• [Dataset extract]:
- - - - -

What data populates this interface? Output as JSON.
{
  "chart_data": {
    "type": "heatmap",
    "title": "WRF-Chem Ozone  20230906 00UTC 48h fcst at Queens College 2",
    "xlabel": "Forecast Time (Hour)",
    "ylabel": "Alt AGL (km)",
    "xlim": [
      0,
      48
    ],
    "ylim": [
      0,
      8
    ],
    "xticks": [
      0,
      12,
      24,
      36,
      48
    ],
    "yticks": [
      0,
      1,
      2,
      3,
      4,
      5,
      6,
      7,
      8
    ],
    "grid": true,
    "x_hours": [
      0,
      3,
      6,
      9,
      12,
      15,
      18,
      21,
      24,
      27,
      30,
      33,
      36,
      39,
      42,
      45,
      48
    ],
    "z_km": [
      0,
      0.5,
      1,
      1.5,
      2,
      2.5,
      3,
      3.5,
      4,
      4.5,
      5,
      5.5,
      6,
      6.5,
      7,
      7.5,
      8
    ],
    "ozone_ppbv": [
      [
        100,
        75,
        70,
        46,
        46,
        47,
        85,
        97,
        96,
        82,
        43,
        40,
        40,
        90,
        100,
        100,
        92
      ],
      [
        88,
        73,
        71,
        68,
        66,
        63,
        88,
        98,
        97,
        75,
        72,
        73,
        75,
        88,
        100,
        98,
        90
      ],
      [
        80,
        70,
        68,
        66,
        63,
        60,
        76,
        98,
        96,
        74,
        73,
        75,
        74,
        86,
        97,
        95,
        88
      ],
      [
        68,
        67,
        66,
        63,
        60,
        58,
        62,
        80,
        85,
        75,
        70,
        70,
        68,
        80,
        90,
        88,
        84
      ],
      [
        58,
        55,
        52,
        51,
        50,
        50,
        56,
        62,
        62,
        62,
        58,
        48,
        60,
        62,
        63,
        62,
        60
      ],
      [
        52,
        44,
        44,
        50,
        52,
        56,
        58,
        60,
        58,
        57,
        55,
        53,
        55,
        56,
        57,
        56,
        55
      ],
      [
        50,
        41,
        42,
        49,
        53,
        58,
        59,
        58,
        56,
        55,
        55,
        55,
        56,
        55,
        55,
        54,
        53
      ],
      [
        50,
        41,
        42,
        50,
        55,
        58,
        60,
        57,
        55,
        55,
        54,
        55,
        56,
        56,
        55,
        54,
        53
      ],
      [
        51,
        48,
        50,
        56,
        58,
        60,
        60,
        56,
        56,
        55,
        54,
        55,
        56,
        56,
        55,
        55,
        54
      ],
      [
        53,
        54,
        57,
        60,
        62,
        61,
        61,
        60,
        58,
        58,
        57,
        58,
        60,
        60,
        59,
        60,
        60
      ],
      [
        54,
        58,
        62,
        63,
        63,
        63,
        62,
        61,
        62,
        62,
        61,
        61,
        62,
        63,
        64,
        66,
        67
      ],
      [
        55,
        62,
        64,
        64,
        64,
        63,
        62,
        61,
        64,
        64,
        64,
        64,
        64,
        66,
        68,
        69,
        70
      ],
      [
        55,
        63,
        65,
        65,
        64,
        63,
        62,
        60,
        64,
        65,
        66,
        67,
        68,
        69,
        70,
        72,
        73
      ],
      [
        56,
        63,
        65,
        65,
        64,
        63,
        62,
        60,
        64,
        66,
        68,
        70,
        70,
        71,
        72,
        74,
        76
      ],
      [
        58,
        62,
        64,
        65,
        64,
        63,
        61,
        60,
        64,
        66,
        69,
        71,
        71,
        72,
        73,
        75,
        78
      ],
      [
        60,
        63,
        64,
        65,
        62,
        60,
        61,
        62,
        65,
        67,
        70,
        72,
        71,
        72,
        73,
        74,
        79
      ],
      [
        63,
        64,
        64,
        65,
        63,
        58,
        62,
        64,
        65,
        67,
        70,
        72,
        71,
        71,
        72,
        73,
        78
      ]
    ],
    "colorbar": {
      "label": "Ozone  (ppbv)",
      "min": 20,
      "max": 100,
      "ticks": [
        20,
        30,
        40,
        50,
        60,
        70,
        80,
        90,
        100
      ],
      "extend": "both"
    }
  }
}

- - - - -

• [Your task]:
Repeat the records exactly, including every line.

• [Written answer]:
What data populates this interface? Output as JSON.
{
  "chart_data": {
    "type": "heatmap",
    "title": "WRF-Chem Ozone  20230906 00UTC 48h fcst at Queens College 2",
    "xlabel": "Forecast Time (Hour)",
    "ylabel": "Alt AGL (km)",
    "xlim": [
      0,
      48
    ],
    "ylim": [
      0,
      8
    ],
    "xticks": [
      0,
      12,
      24,
      36,
      48
    ],
    "yticks": [
      0,
      1,
      2,
      3,
      4,
      5,
      6,
      7,
      8
    ],
    "grid": true,
    "x_hours": [
      0,
      3,
      6,
      9,
      12,
      15,
      18,
      21,
      24,
      27,
      30,
      33,
      36,
      39,
      42,
      45,
      48
    ],
    "z_km": [
      0,
      0.5,
      1,
      1.5,
      2,
      2.5,
      3,
      3.5,
      4,
      4.5,
      5,
      5.5,
      6,
      6.5,
      7,
      7.5,
      8
    ],
    "ozone_ppbv": [
      [
        100,
        75,
        70,
        46,
        46,
        47,
        85,
        97,
        96,
        82,
        43,
        40,
        40,
        90,
        100,
        100,
        92
      ],
      [
        88,
        73,
        71,
        68,
        66,
        63,
        88,
        98,
        97,
        75,
        72,
        73,
        75,
        88,
        100,
        98,
        90
      ],
      [
        80,
        70,
        68,
        66,
        63,
        60,
        76,
        98,
        96,
        74,
        73,
        75,
        74,
        86,
        97,
        95,
        88
      ],
      [
        68,
        67,
        66,
        63,
        60,
        58,
        62,
        80,
        85,
        75,
        70,
        70,
        68,
        80,
        90,
        88,
        84
      ],
      [
        58,
        55,
        52,
        51,
        50,
        50,
        56,
        62,
        62,
        62,
        58,
        48,
        60,
        62,
        63,
        62,
        60
      ],
      [
        52,
        44,
        44,
        50,
        52,
        56,
        58,
        60,
        58,
        57,
        55,
        53,
        55,
        56,
        57,
        56,
        55
      ],
      [
        50,
        41,
        42,
        49,
        53,
        58,
        59,
        58,
        56,
        55,
        55,
        55,
        56,
        55,
        55,
        54,
        53
      ],
      [
        50,
        41,
        42,
        50,
        55,
        58,
        60,
        57,
        55,
        55,
        54,
        55,
        56,
        56,
        55,
        54,
        53
      ],
      [
        51,
        48,
        50,
        56,
        58,
        60,
        60,
        56,
        56,
        55,
        54,
        55,
        56,
        56,
        55,
        55,
        54
      ],
      [
        53,
        54,
        57,
        60,
        62,
        61,
        61,
        60,
        58,
        58,
        57,
        58,
        60,
        60,
        59,
        60,
        60
      ],
      [
        54,
        58,
        62,
        63,
        63,
        63,
        62,
        61,
        62,
        62,
        61,
        61,
        62,
        63,
        64,
        66,
        67
      ],
      [
        55,
        62,
        64,
        64,
        64,
        63,
        62,
        61,
        64,
        64,
        64,
        64,
        64,
        66,
        68,
        69,
        70
      ],
      [
        55,
        63,
        65,
        65,
        64,
        63,
        62,
        60,
        64,
        65,
        66,
        67,
        68,
        69,
        70,
        72,
        73
      ],
      [
        56,
        63,
        65,
        65,
        64,
        63,
        62,
        60,
        64,
        66,
        68,
        70,
        70,
        71,
        72,
        74,
        76
      ],
      [
        58,
        62,
        64,
        65,
        64,
        63,
        61,
        60,
        64,
        66,
        69,
        71,
        71,
        72,
        73,
        75,
        78
      ],
      [
        60,
        63,
        64,
        65,
        62,
        60,
        61,
        62,
        65,
        67,
        70,
        72,
        71,
        72,
        73,
        74,
        79
      ],
      [
        63,
        64,
        64,
        65,
        63,
        58,
        62,
        64,
        65,
        67,
        70,
        72,
        71,
        71,
        72,
        73,
        78
      ]
    ],
    "colorbar": {
      "label": "Ozone  (ppbv)",
      "min": 20,
      "max": 100,
      "ticks": [
        20,
        30,
        40,
        50,
        60,
        70,
        80,
        90,
        100
      ],
      "extend": "both"
    }
  }
}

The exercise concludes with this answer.